## STATED EXERCISE:
Select from the records below every line that has the word "žiaci" in it.

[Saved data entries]
* start *

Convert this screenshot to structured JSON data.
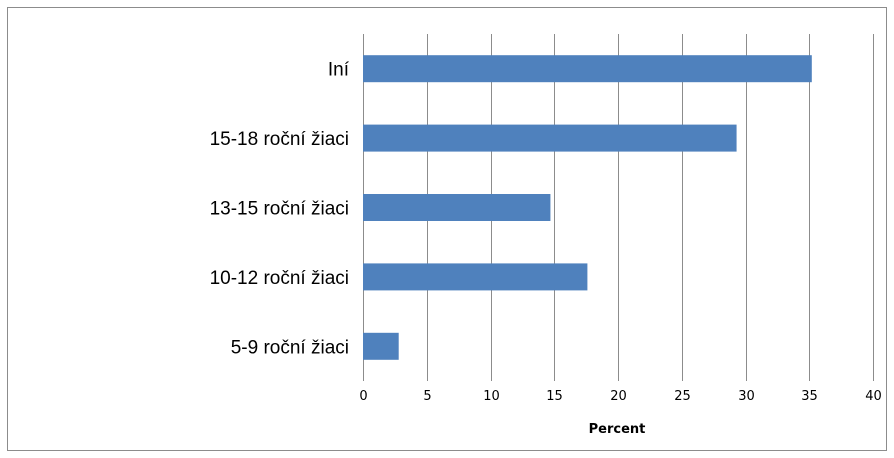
{
  "chart_data": {
    "type": "bar",
    "orientation": "horizontal",
    "categories": [
      "Iní",
      "15-18 roční žiaci",
      "13-15 roční žiaci",
      "10-12 roční žiaci",
      "5-9 roční žiaci"
    ],
    "values": [
      35.2,
      29.3,
      14.7,
      17.6,
      2.8
    ],
    "title": "",
    "xlabel": "Percent",
    "ylabel": "",
    "xlim": [
      0,
      40
    ],
    "xticks": [
      "0",
      "5",
      "10",
      "15",
      "20",
      "25",
      "30",
      "35",
      "40"
    ],
    "grid": true,
    "legend": "none",
    "bar_color": "#4f81bd",
    "grid_color": "#8c8c8c"
  }
}
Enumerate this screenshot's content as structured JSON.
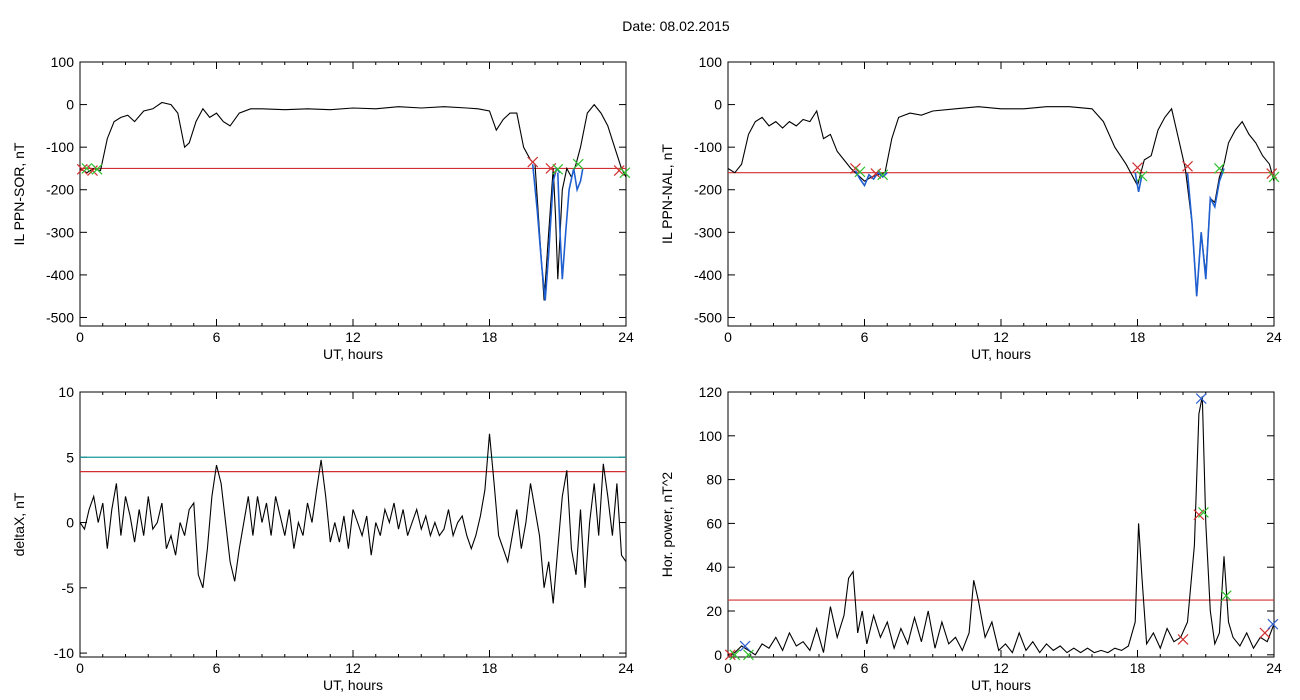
{
  "header": {
    "date_label": "Date:  08.02.2015"
  },
  "colors": {
    "trace": "#000000",
    "threshold": "#d03030",
    "threshold2": "#1a9a9a",
    "highlight": "#1f5fd0",
    "marker_red": "#d03030",
    "marker_green": "#2fc02f",
    "marker_blue": "#2f5fd0"
  },
  "chart_data": [
    {
      "type": "line",
      "id": "il-sor",
      "ylabel": "IL PPN-SOR, nT",
      "xlabel": "UT, hours",
      "xlim": [
        0,
        24
      ],
      "ylim": [
        -520,
        100
      ],
      "xticks": [
        0,
        6,
        12,
        18,
        24
      ],
      "yticks": [
        100,
        0,
        -100,
        -200,
        -300,
        -400,
        -500
      ],
      "threshold": -150,
      "series": [
        {
          "x": [
            0,
            0.3,
            0.6,
            0.9,
            1.2,
            1.5,
            1.8,
            2.1,
            2.4,
            2.8,
            3.2,
            3.6,
            4.0,
            4.3,
            4.6,
            4.8,
            5.1,
            5.4,
            5.7,
            6.0,
            6.3,
            6.6,
            7.0,
            7.5,
            8,
            9,
            10,
            11,
            12,
            13,
            14,
            15,
            16,
            17,
            17.5,
            18,
            18.3,
            18.6,
            18.9,
            19.2,
            19.5,
            19.8,
            20.0,
            20.2,
            20.4,
            20.6,
            20.8,
            20.9,
            21.0,
            21.2,
            21.4,
            21.6,
            21.8,
            22.0,
            22.3,
            22.6,
            22.9,
            23.2,
            23.5,
            23.8,
            24
          ],
          "y": [
            -150,
            -160,
            -150,
            -155,
            -80,
            -40,
            -30,
            -25,
            -40,
            -15,
            -10,
            5,
            0,
            -20,
            -100,
            -90,
            -40,
            -10,
            -30,
            -20,
            -40,
            -50,
            -20,
            -10,
            -10,
            -12,
            -10,
            -12,
            -8,
            -10,
            -5,
            -8,
            -5,
            -8,
            -10,
            -15,
            -60,
            -35,
            -20,
            -20,
            -100,
            -130,
            -140,
            -300,
            -460,
            -300,
            -150,
            -260,
            -410,
            -200,
            -150,
            -170,
            -140,
            -100,
            -20,
            0,
            -20,
            -50,
            -100,
            -150,
            -170
          ],
          "highlight": [
            {
              "x": [
                19.9,
                20.1,
                20.3,
                20.45,
                20.6,
                20.8,
                20.95,
                21.1
              ],
              "y": [
                -140,
                -250,
                -380,
                -460,
                -350,
                -180,
                -150,
                -160
              ]
            },
            {
              "x": [
                21.0,
                21.1,
                21.2,
                21.35,
                21.5,
                21.7
              ],
              "y": [
                -160,
                -300,
                -410,
                -300,
                -200,
                -150
              ]
            },
            {
              "x": [
                21.7,
                21.85,
                22.0,
                22.1
              ],
              "y": [
                -150,
                -200,
                -180,
                -150
              ]
            }
          ]
        }
      ],
      "markers": [
        {
          "x": 0.1,
          "y": -152,
          "color": "marker_red"
        },
        {
          "x": 0.3,
          "y": -150,
          "color": "marker_green"
        },
        {
          "x": 0.55,
          "y": -155,
          "color": "marker_red"
        },
        {
          "x": 0.75,
          "y": -152,
          "color": "marker_green"
        },
        {
          "x": 19.9,
          "y": -135,
          "color": "marker_red"
        },
        {
          "x": 20.7,
          "y": -150,
          "color": "marker_red"
        },
        {
          "x": 21.0,
          "y": -152,
          "color": "marker_green"
        },
        {
          "x": 21.9,
          "y": -140,
          "color": "marker_green"
        },
        {
          "x": 23.7,
          "y": -155,
          "color": "marker_red"
        },
        {
          "x": 23.95,
          "y": -160,
          "color": "marker_green"
        }
      ]
    },
    {
      "type": "line",
      "id": "il-nal",
      "ylabel": "IL PPN-NAL, nT",
      "xlabel": "UT, hours",
      "xlim": [
        0,
        24
      ],
      "ylim": [
        -520,
        100
      ],
      "xticks": [
        0,
        6,
        12,
        18,
        24
      ],
      "yticks": [
        100,
        0,
        -100,
        -200,
        -300,
        -400,
        -500
      ],
      "threshold": -160,
      "series": [
        {
          "x": [
            0,
            0.3,
            0.6,
            0.9,
            1.2,
            1.5,
            1.8,
            2.1,
            2.4,
            2.7,
            3.0,
            3.3,
            3.6,
            3.9,
            4.2,
            4.5,
            4.8,
            5.1,
            5.4,
            5.7,
            6.0,
            6.3,
            6.6,
            6.9,
            7.2,
            7.5,
            8,
            8.5,
            9,
            10,
            11,
            12,
            13,
            14,
            15,
            16,
            16.5,
            17,
            17.5,
            18,
            18.3,
            18.6,
            18.9,
            19.2,
            19.5,
            19.8,
            20.1,
            20.4,
            20.6,
            20.8,
            21.0,
            21.2,
            21.4,
            21.6,
            21.8,
            22.0,
            22.3,
            22.6,
            22.9,
            23.2,
            23.5,
            23.8,
            24
          ],
          "y": [
            -150,
            -160,
            -140,
            -70,
            -40,
            -30,
            -50,
            -40,
            -55,
            -40,
            -50,
            -35,
            -40,
            -15,
            -80,
            -70,
            -110,
            -130,
            -150,
            -165,
            -180,
            -170,
            -165,
            -160,
            -80,
            -30,
            -20,
            -25,
            -15,
            -10,
            -5,
            -10,
            -10,
            -5,
            -5,
            -10,
            -40,
            -100,
            -140,
            -190,
            -130,
            -120,
            -60,
            -30,
            -10,
            -80,
            -150,
            -280,
            -450,
            -300,
            -400,
            -220,
            -230,
            -170,
            -140,
            -90,
            -60,
            -40,
            -70,
            -90,
            -120,
            -140,
            -180
          ],
          "highlight": [
            {
              "x": [
                5.6,
                5.8,
                6.0,
                6.2,
                6.4,
                6.6,
                6.8,
                7.0
              ],
              "y": [
                -155,
                -175,
                -190,
                -165,
                -175,
                -160,
                -170,
                -160
              ]
            },
            {
              "x": [
                17.9,
                18.05,
                18.2
              ],
              "y": [
                -160,
                -205,
                -165
              ]
            },
            {
              "x": [
                20.2,
                20.4,
                20.6,
                20.8,
                21.0,
                21.2,
                21.4,
                21.6,
                21.8
              ],
              "y": [
                -160,
                -280,
                -450,
                -300,
                -410,
                -220,
                -240,
                -180,
                -150
              ]
            }
          ]
        }
      ],
      "markers": [
        {
          "x": 5.6,
          "y": -150,
          "color": "marker_red"
        },
        {
          "x": 5.8,
          "y": -158,
          "color": "marker_green"
        },
        {
          "x": 6.5,
          "y": -162,
          "color": "marker_red"
        },
        {
          "x": 6.8,
          "y": -165,
          "color": "marker_green"
        },
        {
          "x": 18.0,
          "y": -148,
          "color": "marker_red"
        },
        {
          "x": 18.2,
          "y": -168,
          "color": "marker_green"
        },
        {
          "x": 20.2,
          "y": -145,
          "color": "marker_red"
        },
        {
          "x": 21.6,
          "y": -150,
          "color": "marker_green"
        },
        {
          "x": 23.9,
          "y": -162,
          "color": "marker_red"
        },
        {
          "x": 24.0,
          "y": -170,
          "color": "marker_green"
        }
      ]
    },
    {
      "type": "line",
      "id": "delta-x",
      "ylabel": "deltaX, nT",
      "xlabel": "UT, hours",
      "xlim": [
        0,
        24
      ],
      "ylim": [
        -10.3,
        10
      ],
      "xticks": [
        0,
        6,
        12,
        18,
        24
      ],
      "yticks": [
        10,
        5,
        0,
        -5,
        -10
      ],
      "threshold": 3.9,
      "threshold2": 5.0,
      "series": [
        {
          "x": [
            0,
            0.2,
            0.4,
            0.6,
            0.8,
            1.0,
            1.2,
            1.4,
            1.6,
            1.8,
            2.0,
            2.2,
            2.4,
            2.6,
            2.8,
            3.0,
            3.2,
            3.4,
            3.6,
            3.8,
            4.0,
            4.2,
            4.4,
            4.6,
            4.8,
            5.0,
            5.2,
            5.4,
            5.6,
            5.8,
            6.0,
            6.2,
            6.4,
            6.6,
            6.8,
            7.0,
            7.2,
            7.4,
            7.6,
            7.8,
            8.0,
            8.2,
            8.4,
            8.6,
            8.8,
            9.0,
            9.2,
            9.4,
            9.6,
            9.8,
            10.0,
            10.2,
            10.4,
            10.6,
            10.8,
            11.0,
            11.2,
            11.4,
            11.6,
            11.8,
            12.0,
            12.2,
            12.4,
            12.6,
            12.8,
            13.0,
            13.2,
            13.4,
            13.6,
            13.8,
            14.0,
            14.2,
            14.4,
            14.6,
            14.8,
            15.0,
            15.2,
            15.4,
            15.6,
            15.8,
            16.0,
            16.2,
            16.4,
            16.6,
            16.8,
            17.0,
            17.2,
            17.4,
            17.6,
            17.8,
            18.0,
            18.2,
            18.4,
            18.6,
            18.8,
            19.0,
            19.2,
            19.4,
            19.6,
            19.8,
            20.0,
            20.2,
            20.4,
            20.6,
            20.8,
            21.0,
            21.2,
            21.4,
            21.6,
            21.8,
            22.0,
            22.2,
            22.4,
            22.6,
            22.8,
            23.0,
            23.2,
            23.4,
            23.6,
            23.8,
            24.0
          ],
          "y": [
            0,
            -0.5,
            1,
            2,
            0,
            1.5,
            -2,
            1,
            3,
            -1,
            2,
            0.5,
            -1.5,
            1,
            -1,
            2,
            -0.5,
            0,
            1.5,
            -2,
            -1,
            -2.5,
            0,
            -1,
            1,
            1.5,
            -4,
            -5,
            -2,
            2,
            4.4,
            3,
            0,
            -3,
            -4.5,
            -2,
            0,
            2,
            -1,
            2,
            0,
            1.5,
            -1,
            2,
            0.5,
            -1,
            1,
            -2,
            0,
            -1,
            1.5,
            0,
            2.5,
            4.8,
            2,
            -1.5,
            0,
            -1.5,
            0.5,
            -2,
            1,
            0,
            -1,
            0.5,
            -2.5,
            0,
            -1,
            1,
            0,
            1.5,
            -0.5,
            1,
            -1,
            0,
            1,
            -0.5,
            0.5,
            -1,
            0,
            -1,
            -0.5,
            1,
            -1,
            0,
            0.5,
            -1,
            -2,
            -1,
            0.5,
            2.5,
            6.8,
            3,
            -1,
            -2,
            -3,
            -1,
            1,
            -2,
            0,
            3,
            1,
            -1,
            -5,
            -3,
            -6.2,
            -2,
            2,
            4,
            -2,
            -4,
            1,
            -5,
            0,
            3,
            -1,
            4.5,
            2,
            -1,
            3,
            -2.5,
            -3
          ]
        }
      ],
      "markers": []
    },
    {
      "type": "line",
      "id": "hor-power",
      "ylabel": "Hor. power, nT^2",
      "xlabel": "UT, hours",
      "xlim": [
        0,
        24
      ],
      "ylim": [
        -1,
        120
      ],
      "xticks": [
        0,
        6,
        12,
        18,
        24
      ],
      "yticks": [
        120,
        100,
        80,
        60,
        40,
        20,
        0
      ],
      "threshold": 25,
      "series": [
        {
          "x": [
            0,
            0.3,
            0.6,
            0.9,
            1.2,
            1.5,
            1.8,
            2.1,
            2.4,
            2.7,
            3.0,
            3.3,
            3.6,
            3.9,
            4.2,
            4.5,
            4.8,
            5.1,
            5.3,
            5.5,
            5.7,
            5.9,
            6.1,
            6.4,
            6.7,
            7.0,
            7.3,
            7.6,
            7.9,
            8.2,
            8.5,
            8.8,
            9.1,
            9.4,
            9.7,
            10.0,
            10.3,
            10.6,
            10.8,
            11.0,
            11.3,
            11.6,
            11.9,
            12.2,
            12.5,
            12.8,
            13.1,
            13.4,
            13.7,
            14.0,
            14.3,
            14.6,
            14.9,
            15.2,
            15.5,
            15.8,
            16.1,
            16.4,
            16.7,
            17.0,
            17.3,
            17.6,
            17.9,
            18.05,
            18.2,
            18.4,
            18.7,
            19.0,
            19.3,
            19.6,
            19.9,
            20.2,
            20.5,
            20.7,
            20.85,
            21.0,
            21.2,
            21.4,
            21.6,
            21.8,
            22.0,
            22.2,
            22.5,
            22.8,
            23.1,
            23.4,
            23.7,
            24.0
          ],
          "y": [
            0,
            1,
            4,
            2,
            0,
            5,
            3,
            8,
            2,
            10,
            4,
            6,
            2,
            12,
            1,
            22,
            8,
            18,
            35,
            38,
            10,
            20,
            5,
            18,
            8,
            15,
            3,
            12,
            5,
            17,
            6,
            20,
            3,
            15,
            5,
            8,
            2,
            10,
            34,
            25,
            8,
            15,
            2,
            5,
            1,
            10,
            2,
            6,
            1,
            5,
            2,
            4,
            1,
            3,
            1,
            3,
            1,
            2,
            1,
            3,
            2,
            4,
            15,
            60,
            35,
            5,
            10,
            3,
            12,
            6,
            8,
            15,
            50,
            110,
            118,
            60,
            20,
            5,
            10,
            45,
            15,
            8,
            4,
            10,
            3,
            8,
            6,
            14
          ]
        }
      ],
      "markers": [
        {
          "x": 0.1,
          "y": 0,
          "color": "marker_red"
        },
        {
          "x": 0.3,
          "y": 0,
          "color": "marker_green"
        },
        {
          "x": 0.75,
          "y": 4,
          "color": "marker_blue"
        },
        {
          "x": 0.9,
          "y": 0,
          "color": "marker_green"
        },
        {
          "x": 20.0,
          "y": 7,
          "color": "marker_red"
        },
        {
          "x": 20.7,
          "y": 64,
          "color": "marker_red"
        },
        {
          "x": 20.9,
          "y": 65,
          "color": "marker_green"
        },
        {
          "x": 20.8,
          "y": 117,
          "color": "marker_blue"
        },
        {
          "x": 21.9,
          "y": 27,
          "color": "marker_green"
        },
        {
          "x": 23.6,
          "y": 10,
          "color": "marker_red"
        },
        {
          "x": 23.95,
          "y": 14,
          "color": "marker_blue"
        }
      ]
    }
  ]
}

* end *

## TASK RESPONSE:
      "15-18 roční žiaci",
      "13-15 roční žiaci",
      "10-12 roční žiaci",
      "5-9 roční žiaci"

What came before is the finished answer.